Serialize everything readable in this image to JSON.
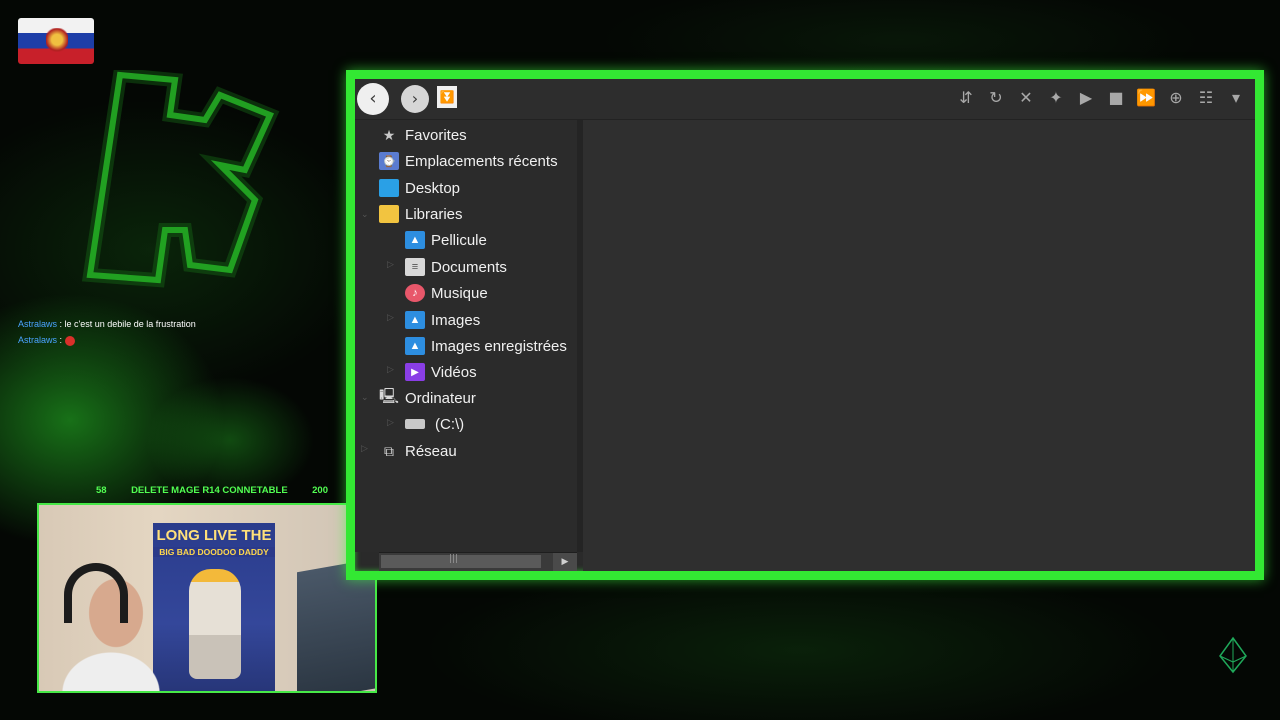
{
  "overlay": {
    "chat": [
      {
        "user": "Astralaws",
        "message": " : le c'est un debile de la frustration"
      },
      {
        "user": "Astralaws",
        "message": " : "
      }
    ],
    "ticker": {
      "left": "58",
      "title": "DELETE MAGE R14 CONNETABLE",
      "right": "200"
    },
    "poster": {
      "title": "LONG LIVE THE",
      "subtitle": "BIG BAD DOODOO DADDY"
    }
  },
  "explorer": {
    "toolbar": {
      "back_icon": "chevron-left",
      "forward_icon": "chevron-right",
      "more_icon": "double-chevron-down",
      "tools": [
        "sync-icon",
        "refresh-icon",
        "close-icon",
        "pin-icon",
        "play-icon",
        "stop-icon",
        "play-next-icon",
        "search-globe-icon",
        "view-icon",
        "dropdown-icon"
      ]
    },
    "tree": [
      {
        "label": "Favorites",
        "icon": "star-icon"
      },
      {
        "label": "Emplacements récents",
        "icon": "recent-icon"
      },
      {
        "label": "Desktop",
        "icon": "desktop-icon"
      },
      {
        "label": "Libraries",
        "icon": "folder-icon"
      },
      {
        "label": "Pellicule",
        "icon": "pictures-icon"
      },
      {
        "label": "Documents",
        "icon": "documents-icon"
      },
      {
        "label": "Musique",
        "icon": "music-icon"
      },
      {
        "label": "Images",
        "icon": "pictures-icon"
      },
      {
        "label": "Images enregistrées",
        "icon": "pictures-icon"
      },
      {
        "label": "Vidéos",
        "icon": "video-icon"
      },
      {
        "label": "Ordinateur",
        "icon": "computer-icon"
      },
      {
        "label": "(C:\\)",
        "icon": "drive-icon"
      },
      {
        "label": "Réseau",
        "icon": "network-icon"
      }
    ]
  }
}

==

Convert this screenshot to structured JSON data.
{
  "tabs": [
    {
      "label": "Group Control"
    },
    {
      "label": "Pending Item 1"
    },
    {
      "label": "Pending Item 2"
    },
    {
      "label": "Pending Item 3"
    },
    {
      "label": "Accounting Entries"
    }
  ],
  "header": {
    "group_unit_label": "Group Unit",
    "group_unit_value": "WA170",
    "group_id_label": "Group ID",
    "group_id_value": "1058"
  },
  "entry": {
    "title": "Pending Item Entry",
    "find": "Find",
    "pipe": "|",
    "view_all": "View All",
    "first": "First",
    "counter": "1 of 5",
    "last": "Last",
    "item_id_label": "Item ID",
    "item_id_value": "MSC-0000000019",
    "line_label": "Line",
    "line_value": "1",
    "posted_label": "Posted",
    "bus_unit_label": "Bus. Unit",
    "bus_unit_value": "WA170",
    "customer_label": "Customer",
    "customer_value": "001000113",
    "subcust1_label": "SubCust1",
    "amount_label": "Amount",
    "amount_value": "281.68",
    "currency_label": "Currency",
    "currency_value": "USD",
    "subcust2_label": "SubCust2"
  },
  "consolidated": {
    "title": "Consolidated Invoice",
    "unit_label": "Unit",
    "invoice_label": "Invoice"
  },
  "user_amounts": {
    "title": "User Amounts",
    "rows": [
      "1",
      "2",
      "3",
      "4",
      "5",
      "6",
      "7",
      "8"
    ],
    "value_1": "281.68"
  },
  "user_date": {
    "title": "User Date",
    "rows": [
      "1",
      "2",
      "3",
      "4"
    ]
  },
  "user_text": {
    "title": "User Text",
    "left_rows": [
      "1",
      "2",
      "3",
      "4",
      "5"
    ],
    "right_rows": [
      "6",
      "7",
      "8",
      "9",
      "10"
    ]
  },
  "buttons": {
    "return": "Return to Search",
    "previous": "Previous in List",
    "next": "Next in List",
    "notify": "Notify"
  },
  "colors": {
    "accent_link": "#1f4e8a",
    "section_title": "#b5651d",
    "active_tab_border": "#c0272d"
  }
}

--

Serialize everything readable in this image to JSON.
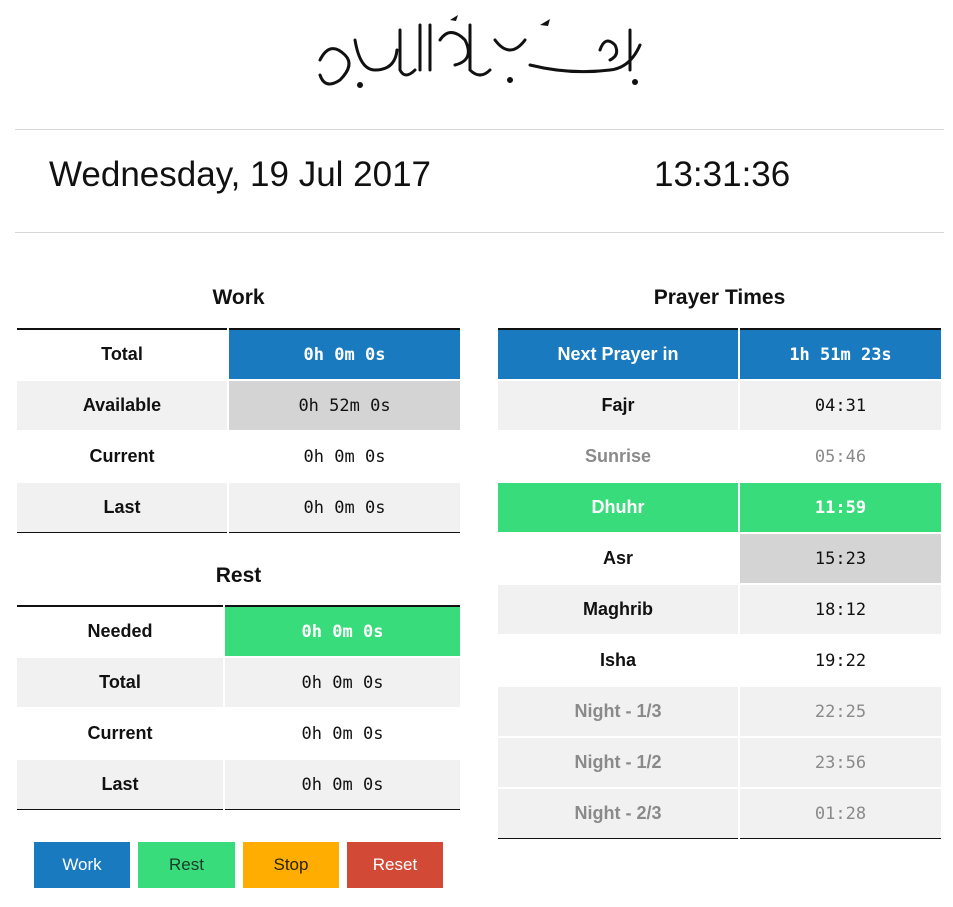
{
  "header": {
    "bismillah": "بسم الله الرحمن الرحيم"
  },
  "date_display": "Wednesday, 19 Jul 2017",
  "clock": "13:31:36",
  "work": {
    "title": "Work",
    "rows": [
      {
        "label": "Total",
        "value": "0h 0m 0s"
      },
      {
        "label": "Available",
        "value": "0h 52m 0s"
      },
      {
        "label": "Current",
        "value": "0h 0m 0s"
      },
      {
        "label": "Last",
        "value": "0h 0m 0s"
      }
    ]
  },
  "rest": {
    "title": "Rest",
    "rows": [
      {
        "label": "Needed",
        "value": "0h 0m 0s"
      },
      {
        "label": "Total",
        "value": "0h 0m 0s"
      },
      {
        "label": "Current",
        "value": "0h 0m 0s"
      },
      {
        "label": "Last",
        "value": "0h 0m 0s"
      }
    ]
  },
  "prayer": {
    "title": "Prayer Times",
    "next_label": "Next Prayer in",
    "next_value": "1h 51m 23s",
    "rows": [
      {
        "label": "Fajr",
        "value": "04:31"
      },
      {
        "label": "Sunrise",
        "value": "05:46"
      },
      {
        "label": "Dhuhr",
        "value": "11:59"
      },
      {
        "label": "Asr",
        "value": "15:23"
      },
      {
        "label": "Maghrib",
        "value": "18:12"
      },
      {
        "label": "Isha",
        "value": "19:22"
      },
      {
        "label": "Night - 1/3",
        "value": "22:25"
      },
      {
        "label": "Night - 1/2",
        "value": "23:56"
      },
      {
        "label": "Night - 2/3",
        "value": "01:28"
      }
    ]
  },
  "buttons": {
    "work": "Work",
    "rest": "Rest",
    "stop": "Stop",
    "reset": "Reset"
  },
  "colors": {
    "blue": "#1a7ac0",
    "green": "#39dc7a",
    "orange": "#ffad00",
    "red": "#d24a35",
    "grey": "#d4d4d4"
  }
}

THE TASK
Working from the listing above, pick out every line that has "Images" and copy it.

TASK SOLUTION
        "label": "Images",
        "label": "Images enregistrées",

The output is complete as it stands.